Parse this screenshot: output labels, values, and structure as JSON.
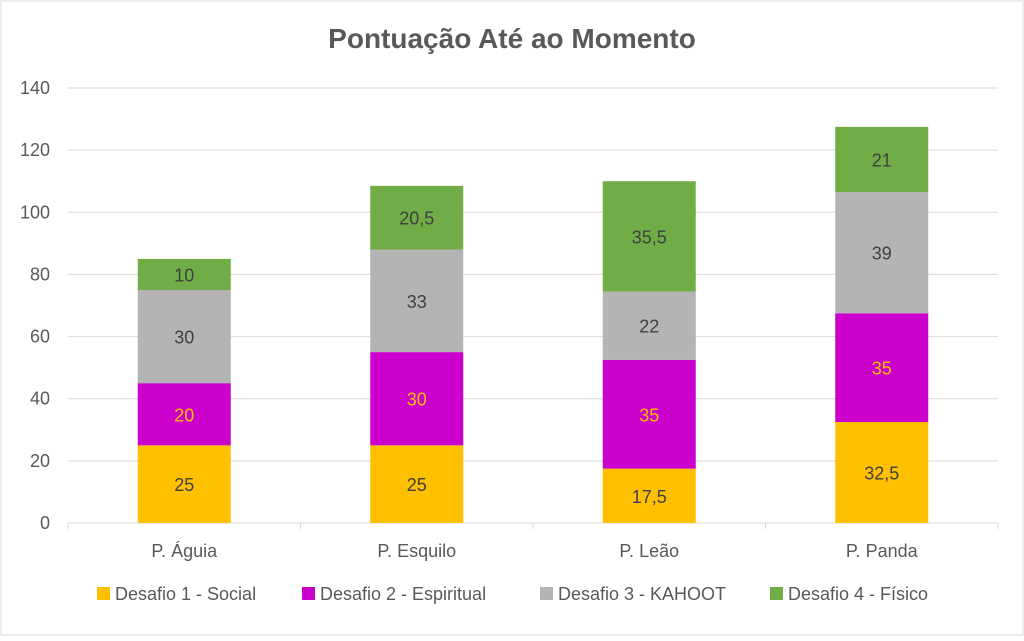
{
  "chart_data": {
    "type": "bar",
    "stacked": true,
    "title": "Pontuação Até ao Momento",
    "xlabel": "",
    "ylabel": "",
    "ylim": [
      0,
      140
    ],
    "yticks": [
      0,
      20,
      40,
      60,
      80,
      100,
      120,
      140
    ],
    "grid": true,
    "legend_position": "bottom",
    "categories": [
      "P. Águia",
      "P. Esquilo",
      "P. Leão",
      "P. Panda"
    ],
    "series": [
      {
        "name": "Desafio 1 - Social",
        "color": "#FFC000",
        "label_color": "#404040",
        "values": [
          25,
          25,
          17.5,
          32.5
        ],
        "labels": [
          "25",
          "25",
          "17,5",
          "32,5"
        ]
      },
      {
        "name": "Desafio 2 - Espiritual",
        "color": "#CC00CC",
        "label_color": "#FFC000",
        "values": [
          20,
          30,
          35,
          35
        ],
        "labels": [
          "20",
          "30",
          "35",
          "35"
        ]
      },
      {
        "name": "Desafio 3 - KAHOOT",
        "color": "#B4B4B4",
        "label_color": "#404040",
        "values": [
          30,
          33,
          22,
          39
        ],
        "labels": [
          "30",
          "33",
          "22",
          "39"
        ]
      },
      {
        "name": "Desafio 4 - Físico",
        "color": "#70AD47",
        "label_color": "#404040",
        "values": [
          10,
          20.5,
          35.5,
          21
        ],
        "labels": [
          "10",
          "20,5",
          "35,5",
          "21"
        ]
      }
    ]
  }
}
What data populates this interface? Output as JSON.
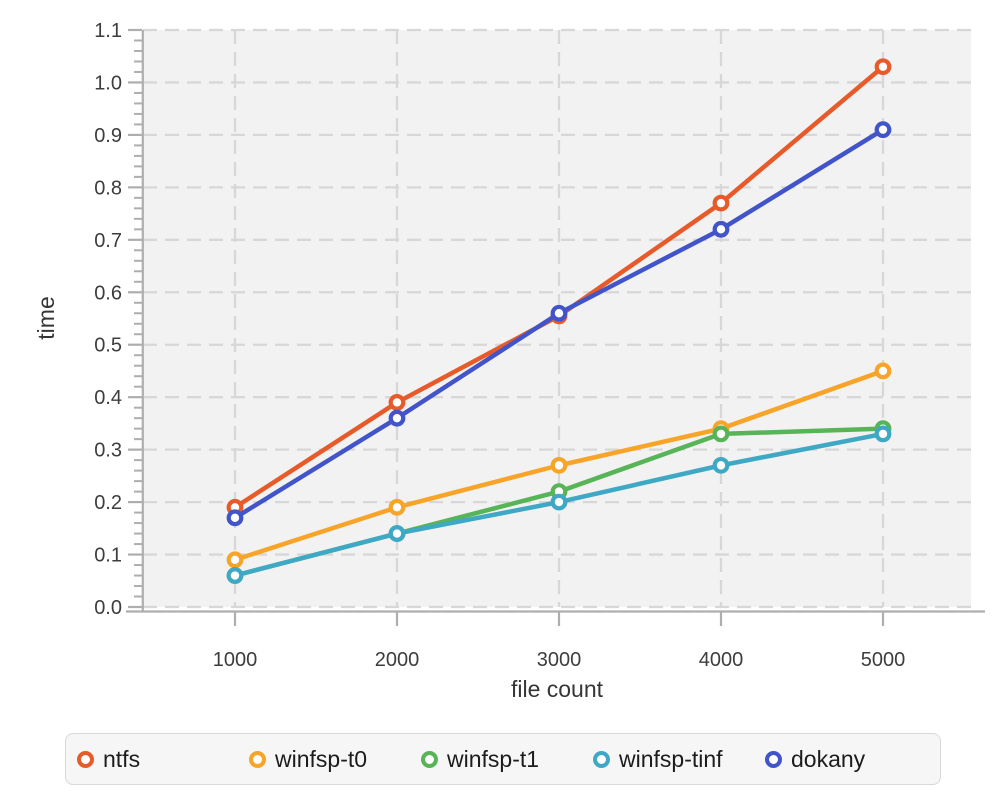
{
  "chart_data": {
    "type": "line",
    "title": "",
    "xlabel": "file count",
    "ylabel": "time",
    "x": [
      1000,
      2000,
      3000,
      4000,
      5000
    ],
    "x_tick_labels": [
      "1000",
      "2000",
      "3000",
      "4000",
      "5000"
    ],
    "y_tick_labels": [
      "0.0",
      "0.1",
      "0.2",
      "0.3",
      "0.4",
      "0.5",
      "0.6",
      "0.7",
      "0.8",
      "0.9",
      "1.0",
      "1.1"
    ],
    "ylim": [
      0,
      1.1
    ],
    "grid": true,
    "legend_position": "bottom",
    "series": [
      {
        "name": "ntfs",
        "color": "#e75b2b",
        "values": [
          0.19,
          0.39,
          0.555,
          0.77,
          1.03
        ]
      },
      {
        "name": "winfsp-t0",
        "color": "#f7a429",
        "values": [
          0.09,
          0.19,
          0.27,
          0.34,
          0.45
        ]
      },
      {
        "name": "winfsp-t1",
        "color": "#57b457",
        "values": [
          0.06,
          0.14,
          0.22,
          0.33,
          0.34
        ]
      },
      {
        "name": "winfsp-tinf",
        "color": "#3ea8c5",
        "values": [
          0.06,
          0.14,
          0.2,
          0.27,
          0.33
        ]
      },
      {
        "name": "dokany",
        "color": "#4254c9",
        "values": [
          0.17,
          0.36,
          0.56,
          0.72,
          0.91
        ]
      }
    ],
    "style": {
      "panel_bg": "#f2f2f2",
      "grid_color": "#d7d7d7",
      "axis_color": "#aeaeae"
    }
  }
}
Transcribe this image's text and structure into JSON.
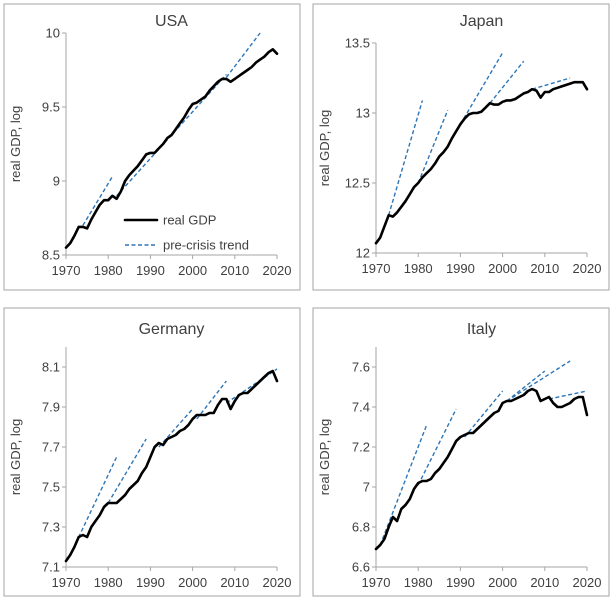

::::::::

Short task: Filter out every line that lacks the word "JSON", and copy the rest.

Expected answer:
Parse this screenshot: output labels, values, and structure as JSON.
What data populates this interface? Output as JSON.
Transcribe this image's text and structure into JSON.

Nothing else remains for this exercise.